# INFORMATION SHOWN

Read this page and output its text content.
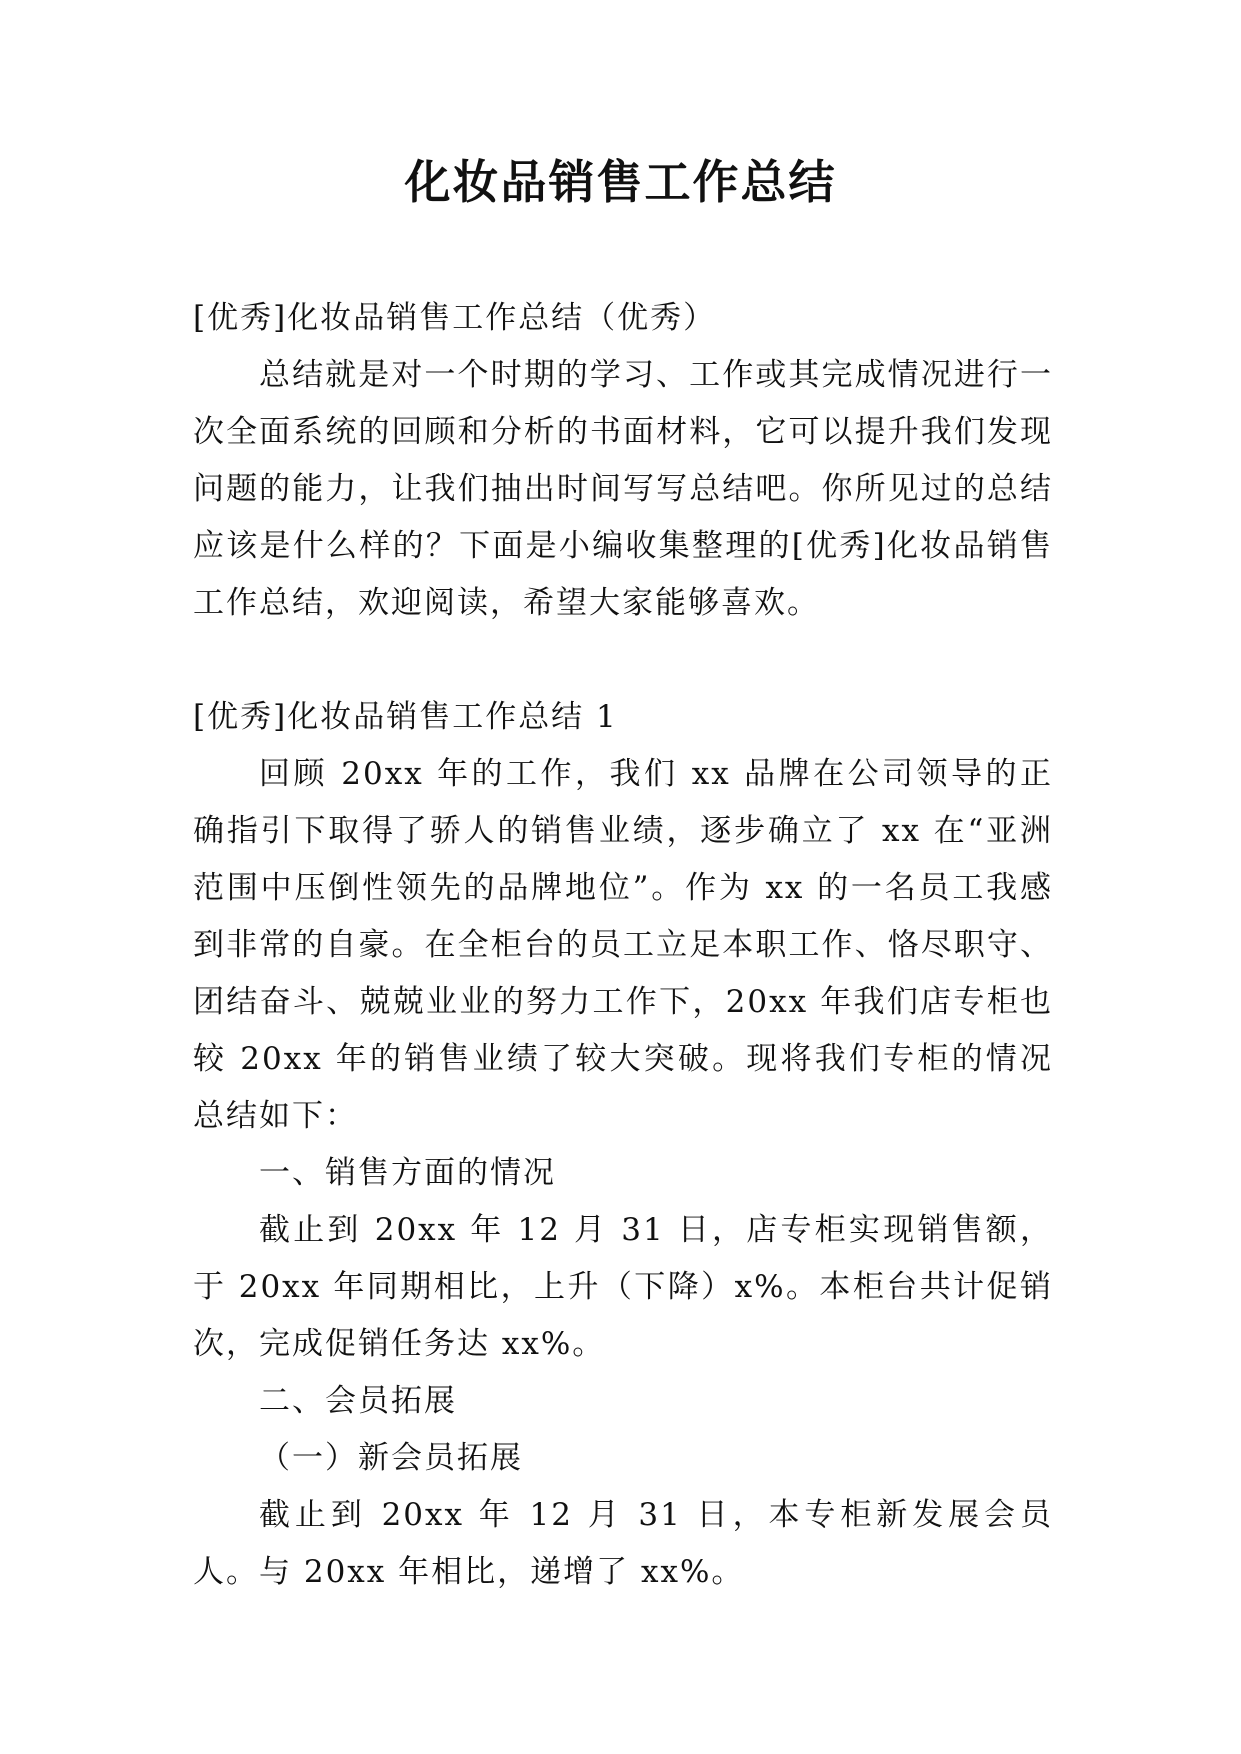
化妆品销售工作总结

[优秀]化妆品销售工作总结（优秀）

总结就是对一个时期的学习、工作或其完成情况进行一次全面系统的回顾和分析的书面材料，它可以提升我们发现问题的能力，让我们抽出时间写写总结吧。你所见过的总结应该是什么样的？下面是小编收集整理的[优秀]化妆品销售工作总结，欢迎阅读，希望大家能够喜欢。

[优秀]化妆品销售工作总结 1

回顾 20xx 年的工作，我们 xx 品牌在公司领导的正确指引下取得了骄人的销售业绩，逐步确立了 xx 在“亚洲范围中压倒性领先的品牌地位”。作为 xx 的一名员工我感到非常的自豪。在全柜台的员工立足本职工作、恪尽职守、团结奋斗、兢兢业业的努力工作下，20xx 年我们店专柜也较 20xx 年的销售业绩了较大突破。现将我们专柜的情况总结如下：

一、销售方面的情况

截止到 20xx 年 12 月 31 日，店专柜实现销售额，于 20xx 年同期相比，上升（下降）x%。本柜台共计促销次，完成促销任务达 xx%。

二、会员拓展

（一）新会员拓展

截止到 20xx 年 12 月 31 日，本专柜新发展会员人。与 20xx 年相比，递增了 xx%。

# GOAL OF THE EXERCISE
List the lines that contain the word "化妆品销售工作总结".

# CORRECT RESULT
化妆品销售工作总结
[优秀]化妆品销售工作总结（优秀）
总结就是对一个时期的学习、工作或其完成情况进行一次全面系统的回顾和分析的书面材料，它可以提升我们发现问题的能力，让我们抽出时间写写总结吧。你所见过的总结应该是什么样的？下面是小编收集整理的[优秀]化妆品销售工作总结，欢迎阅读，希望大家能够喜欢。
[优秀]化妆品销售工作总结 1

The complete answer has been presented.